▶ **WHAT YOU WILL DO**
Reproduce the records. Keep every word exact and include no images.

─── RECORDS SUPPLIED

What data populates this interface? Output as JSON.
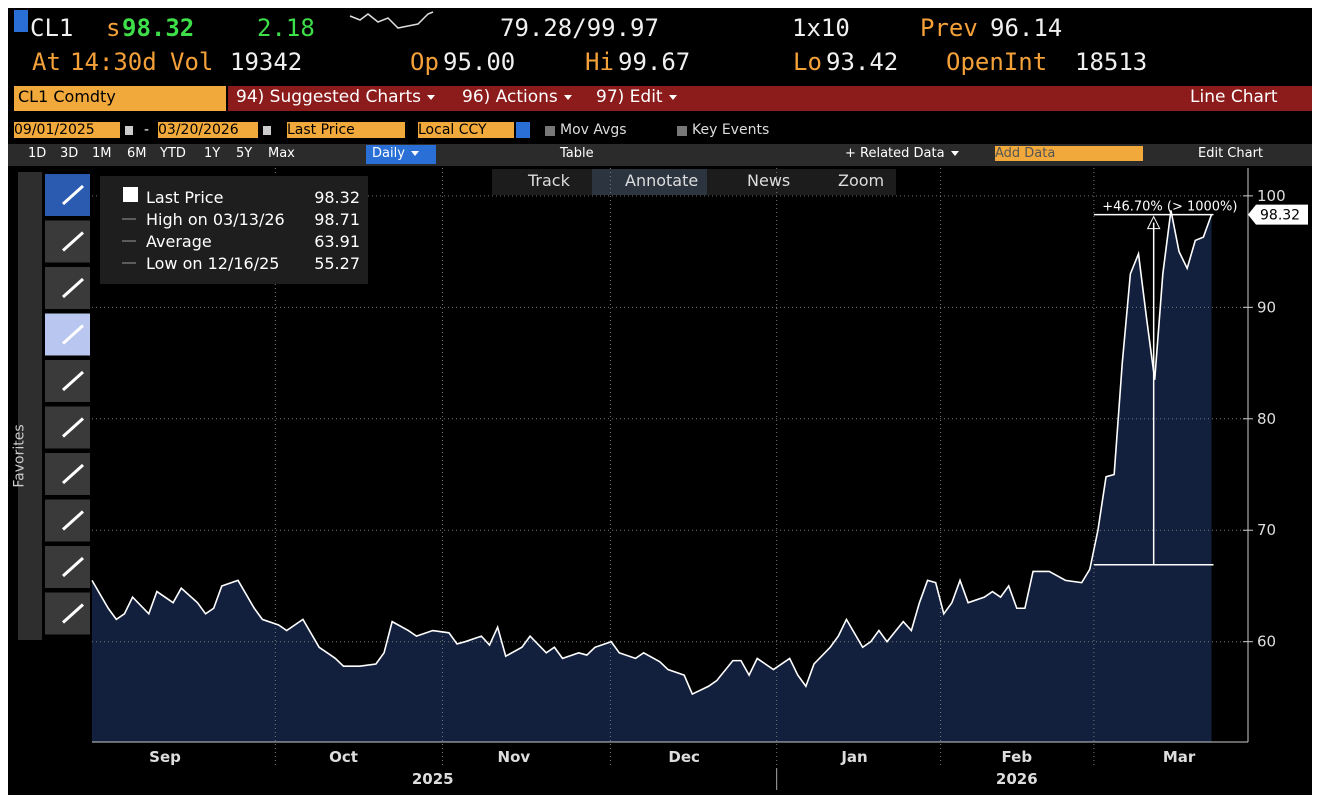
{
  "header": {
    "ticker": "CL1",
    "price_flag": "s",
    "price": "98.32",
    "change": "2.18",
    "range": "79.28/99.97",
    "ratio": "1x10",
    "prev_label": "Prev",
    "prev": "96.14",
    "time_label": "At",
    "time": "14:30d",
    "vol_label": "Vol",
    "vol": "19342",
    "open_label": "Op",
    "open": "95.00",
    "high_label": "Hi",
    "high": "99.67",
    "low_label": "Lo",
    "low": "93.42",
    "oi_label": "OpenInt",
    "oi": "18513"
  },
  "menu": {
    "security": "CL1 Comdty",
    "items": [
      "94) Suggested Charts",
      "96) Actions",
      "97) Edit"
    ],
    "title": "Line Chart"
  },
  "controls": {
    "start": "09/01/2025",
    "dash": "-",
    "end": "03/20/2026",
    "field": "Last Price",
    "currency": "Local CCY",
    "options": [
      "Mov Avgs",
      "Key Events"
    ],
    "periods": [
      "1D",
      "3D",
      "1M",
      "6M",
      "YTD",
      "1Y",
      "5Y",
      "Max"
    ],
    "frequency": "Daily",
    "table": "Table",
    "related": "+ Related Data",
    "add_data": "Add Data",
    "edit": "Edit Chart"
  },
  "toolbar": [
    "Track",
    "Annotate",
    "News",
    "Zoom"
  ],
  "sidebar_label": "Favorites",
  "legend": {
    "rows": [
      {
        "label": "High on 03/13/26",
        "value": "98.71"
      },
      {
        "label": "Average",
        "value": "63.91"
      },
      {
        "label": "Low on 12/16/25",
        "value": "55.27"
      }
    ]
  },
  "chart_data": {
    "type": "line",
    "series": [
      {
        "name": "Last Price",
        "color": "#ffffff",
        "x": [
          0,
          2,
          3,
          4,
          5,
          7,
          8,
          10,
          11,
          13,
          14,
          15,
          16,
          18,
          20,
          21,
          23,
          24,
          26,
          28,
          29,
          30,
          31,
          33,
          35,
          36,
          37,
          39,
          40,
          42,
          44,
          45,
          46,
          48,
          49,
          50,
          51,
          53,
          54,
          56,
          57,
          58,
          60,
          61,
          62,
          64,
          65,
          67,
          68,
          70,
          71,
          73,
          74,
          76,
          77,
          79,
          80,
          81,
          82,
          83,
          84,
          86,
          87,
          88,
          89,
          91,
          92,
          93,
          95,
          96,
          97,
          98,
          100,
          101,
          102,
          103,
          104,
          105,
          106,
          107,
          108,
          110,
          111,
          112,
          113,
          114,
          115,
          116,
          118,
          120,
          122,
          123,
          124,
          125,
          126,
          127,
          128,
          129,
          130,
          131,
          132,
          133,
          134,
          135,
          136,
          137,
          138
        ],
        "values": [
          65.5,
          63,
          62,
          62.5,
          64,
          62.5,
          64.5,
          63.5,
          64.8,
          63.5,
          62.5,
          63,
          65,
          65.5,
          63,
          62,
          61.5,
          61,
          62,
          59.5,
          59,
          58.5,
          57.8,
          57.8,
          58,
          59,
          61.8,
          61,
          60.5,
          61,
          60.8,
          59.8,
          60,
          60.5,
          59.7,
          61.3,
          58.7,
          59.5,
          60.5,
          59,
          59.5,
          58.5,
          59,
          58.8,
          59.5,
          60,
          59,
          58.5,
          59,
          58.2,
          57.5,
          57,
          55.3,
          56,
          56.5,
          58.3,
          58.3,
          57,
          58.5,
          58,
          57.5,
          58.5,
          57,
          56,
          58,
          59.5,
          60.5,
          62,
          59.5,
          60,
          61,
          60,
          61.8,
          61,
          63.5,
          65.5,
          65.3,
          62.5,
          63.5,
          65.5,
          63.5,
          64,
          64.5,
          64,
          65,
          63,
          63,
          66.3,
          66.3,
          65.5,
          65.3,
          66.5,
          70,
          74.8,
          75,
          85,
          93,
          94.8,
          89,
          83.5,
          93,
          98.7,
          95,
          93.5,
          96,
          96.3,
          98.32
        ]
      }
    ],
    "xlim": [
      0,
      142.5
    ],
    "xticks": [
      {
        "value": 9,
        "label": "Sep"
      },
      {
        "value": 31,
        "label": "Oct"
      },
      {
        "value": 52,
        "label": "Nov"
      },
      {
        "value": 73,
        "label": "Dec"
      },
      {
        "value": 94,
        "label": "Jan"
      },
      {
        "value": 114,
        "label": "Feb"
      },
      {
        "value": 134,
        "label": "Mar"
      }
    ],
    "x_gridlines": [
      22.6,
      43.2,
      63.9,
      84.4,
      104.6,
      123.5
    ],
    "year_ticks": [
      {
        "value": 42,
        "label": "2025"
      },
      {
        "value": 114,
        "label": "2026"
      }
    ],
    "ylim": [
      51,
      102.5
    ],
    "yticks": [
      60,
      70,
      80,
      90,
      100
    ],
    "grid": true,
    "annotation": {
      "label": "+46.70% (> 1000%)",
      "from": 66.9,
      "to": 98.32
    }
  }
}
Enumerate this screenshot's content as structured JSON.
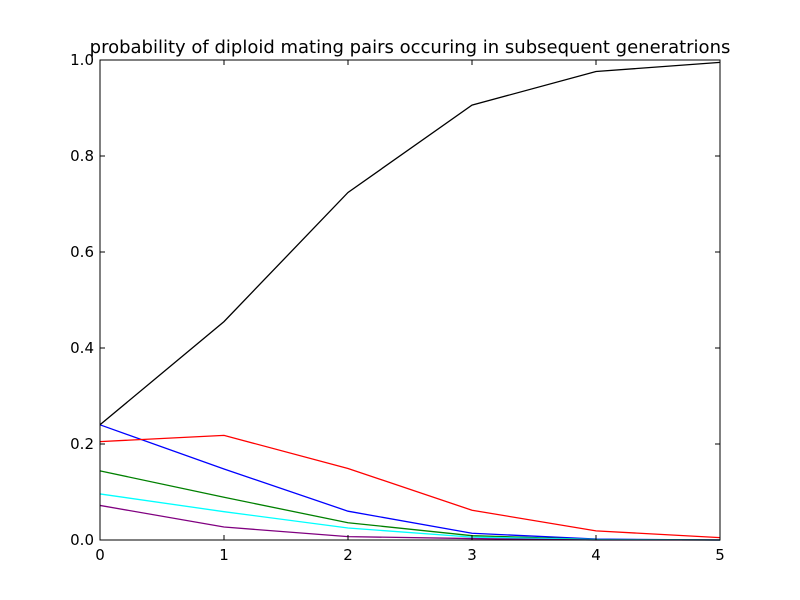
{
  "chart_data": {
    "type": "line",
    "title": "probability of diploid mating pairs occuring in subsequent generatrions",
    "xlabel": "",
    "ylabel": "",
    "xlim": [
      0,
      5
    ],
    "ylim": [
      0,
      1.0
    ],
    "x_ticks": [
      0,
      1,
      2,
      3,
      4,
      5
    ],
    "x_tick_labels": [
      "0",
      "1",
      "2",
      "3",
      "4",
      "5"
    ],
    "y_ticks": [
      0,
      0.2,
      0.4,
      0.6,
      0.8,
      1.0
    ],
    "y_tick_labels": [
      "0.0",
      "0.2",
      "0.4",
      "0.6",
      "0.8",
      "1.0"
    ],
    "grid": false,
    "x": [
      0,
      1,
      2,
      3,
      4,
      5
    ],
    "series": [
      {
        "color": "#0000ff",
        "values": [
          0.24,
          0.148,
          0.06,
          0.014,
          0.002,
          0.0
        ]
      },
      {
        "color": "#008000",
        "values": [
          0.144,
          0.089,
          0.036,
          0.009,
          0.001,
          0.0
        ]
      },
      {
        "color": "#ff0000",
        "values": [
          0.205,
          0.218,
          0.149,
          0.062,
          0.019,
          0.005
        ]
      },
      {
        "color": "#00ffff",
        "values": [
          0.096,
          0.059,
          0.025,
          0.006,
          0.001,
          0.0
        ]
      },
      {
        "color": "#800080",
        "values": [
          0.072,
          0.027,
          0.007,
          0.003,
          0.0,
          0.0
        ]
      },
      {
        "color": "#000000",
        "values": [
          0.24,
          0.455,
          0.724,
          0.906,
          0.976,
          0.995
        ]
      }
    ]
  }
}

──────

▶ **FINAL ANSWER**
What data populates this interface? Output as JSON.
{
  "header": {
    "ticker": "CL1",
    "price_flag": "s",
    "price": "98.32",
    "change": "2.18",
    "range": "79.28/99.97",
    "ratio": "1x10",
    "prev_label": "Prev",
    "prev": "96.14",
    "time_label": "At",
    "time": "14:30d",
    "vol_label": "Vol",
    "vol": "19342",
    "open_label": "Op",
    "open": "95.00",
    "high_label": "Hi",
    "high": "99.67",
    "low_label": "Lo",
    "low": "93.42",
    "oi_label": "OpenInt",
    "oi": "18513"
  },
  "menu": {
    "security": "CL1 Comdty",
    "items": [
      "94) Suggested Charts",
      "96) Actions",
      "97) Edit"
    ],
    "title": "Line Chart"
  },
  "controls": {
    "start": "09/01/2025",
    "dash": "-",
    "end": "03/20/2026",
    "field": "Last Price",
    "currency": "Local CCY",
    "options": [
      "Mov Avgs",
      "Key Events"
    ],
    "periods": [
      "1D",
      "3D",
      "1M",
      "6M",
      "YTD",
      "1Y",
      "5Y",
      "Max"
    ],
    "frequency": "Daily",
    "table": "Table",
    "related": "+ Related Data",
    "add_data": "Add Data",
    "edit": "Edit Chart"
  },
  "toolbar": [
    "Track",
    "Annotate",
    "News",
    "Zoom"
  ],
  "sidebar_label": "Favorites",
  "legend": {
    "rows": [
      {
        "label": "High on 03/13/26",
        "value": "98.71"
      },
      {
        "label": "Average",
        "value": "63.91"
      },
      {
        "label": "Low on 12/16/25",
        "value": "55.27"
      }
    ]
  },
  "chart_data": {
    "type": "line",
    "series": [
      {
        "name": "Last Price",
        "color": "#ffffff",
        "x": [
          0,
          2,
          3,
          4,
          5,
          7,
          8,
          10,
          11,
          13,
          14,
          15,
          16,
          18,
          20,
          21,
          23,
          24,
          26,
          28,
          29,
          30,
          31,
          33,
          35,
          36,
          37,
          39,
          40,
          42,
          44,
          45,
          46,
          48,
          49,
          50,
          51,
          53,
          54,
          56,
          57,
          58,
          60,
          61,
          62,
          64,
          65,
          67,
          68,
          70,
          71,
          73,
          74,
          76,
          77,
          79,
          80,
          81,
          82,
          83,
          84,
          86,
          87,
          88,
          89,
          91,
          92,
          93,
          95,
          96,
          97,
          98,
          100,
          101,
          102,
          103,
          104,
          105,
          106,
          107,
          108,
          110,
          111,
          112,
          113,
          114,
          115,
          116,
          118,
          120,
          122,
          123,
          124,
          125,
          126,
          127,
          128,
          129,
          130,
          131,
          132,
          133,
          134,
          135,
          136,
          137,
          138
        ],
        "values": [
          65.5,
          63,
          62,
          62.5,
          64,
          62.5,
          64.5,
          63.5,
          64.8,
          63.5,
          62.5,
          63,
          65,
          65.5,
          63,
          62,
          61.5,
          61,
          62,
          59.5,
          59,
          58.5,
          57.8,
          57.8,
          58,
          59,
          61.8,
          61,
          60.5,
          61,
          60.8,
          59.8,
          60,
          60.5,
          59.7,
          61.3,
          58.7,
          59.5,
          60.5,
          59,
          59.5,
          58.5,
          59,
          58.8,
          59.5,
          60,
          59,
          58.5,
          59,
          58.2,
          57.5,
          57,
          55.3,
          56,
          56.5,
          58.3,
          58.3,
          57,
          58.5,
          58,
          57.5,
          58.5,
          57,
          56,
          58,
          59.5,
          60.5,
          62,
          59.5,
          60,
          61,
          60,
          61.8,
          61,
          63.5,
          65.5,
          65.3,
          62.5,
          63.5,
          65.5,
          63.5,
          64,
          64.5,
          64,
          65,
          63,
          63,
          66.3,
          66.3,
          65.5,
          65.3,
          66.5,
          70,
          74.8,
          75,
          85,
          93,
          94.8,
          89,
          83.5,
          93,
          98.7,
          95,
          93.5,
          96,
          96.3,
          98.32
        ]
      }
    ],
    "xlim": [
      0,
      142.5
    ],
    "xticks": [
      {
        "value": 9,
        "label": "Sep"
      },
      {
        "value": 31,
        "label": "Oct"
      },
      {
        "value": 52,
        "label": "Nov"
      },
      {
        "value": 73,
        "label": "Dec"
      },
      {
        "value": 94,
        "label": "Jan"
      },
      {
        "value": 114,
        "label": "Feb"
      },
      {
        "value": 134,
        "label": "Mar"
      }
    ],
    "x_gridlines": [
      22.6,
      43.2,
      63.9,
      84.4,
      104.6,
      123.5
    ],
    "year_ticks": [
      {
        "value": 42,
        "label": "2025"
      },
      {
        "value": 114,
        "label": "2026"
      }
    ],
    "ylim": [
      51,
      102.5
    ],
    "yticks": [
      60,
      70,
      80,
      90,
      100
    ],
    "grid": true,
    "annotation": {
      "label": "+46.70% (> 1000%)",
      "from": 66.9,
      "to": 98.32
    }
  }
}
Enumerate this screenshot's content as structured JSON.
{
  "chart_data": {
    "type": "line",
    "title": "probability of diploid mating pairs occuring in subsequent generatrions",
    "xlabel": "",
    "ylabel": "",
    "xlim": [
      0,
      5
    ],
    "ylim": [
      0,
      1.0
    ],
    "x_ticks": [
      0,
      1,
      2,
      3,
      4,
      5
    ],
    "x_tick_labels": [
      "0",
      "1",
      "2",
      "3",
      "4",
      "5"
    ],
    "y_ticks": [
      0,
      0.2,
      0.4,
      0.6,
      0.8,
      1.0
    ],
    "y_tick_labels": [
      "0.0",
      "0.2",
      "0.4",
      "0.6",
      "0.8",
      "1.0"
    ],
    "grid": false,
    "x": [
      0,
      1,
      2,
      3,
      4,
      5
    ],
    "series": [
      {
        "color": "#0000ff",
        "values": [
          0.24,
          0.148,
          0.06,
          0.014,
          0.002,
          0.0
        ]
      },
      {
        "color": "#008000",
        "values": [
          0.144,
          0.089,
          0.036,
          0.009,
          0.001,
          0.0
        ]
      },
      {
        "color": "#ff0000",
        "values": [
          0.205,
          0.218,
          0.149,
          0.062,
          0.019,
          0.005
        ]
      },
      {
        "color": "#00ffff",
        "values": [
          0.096,
          0.059,
          0.025,
          0.006,
          0.001,
          0.0
        ]
      },
      {
        "color": "#800080",
        "values": [
          0.072,
          0.027,
          0.007,
          0.003,
          0.0,
          0.0
        ]
      },
      {
        "color": "#000000",
        "values": [
          0.24,
          0.455,
          0.724,
          0.906,
          0.976,
          0.995
        ]
      }
    ]
  }
}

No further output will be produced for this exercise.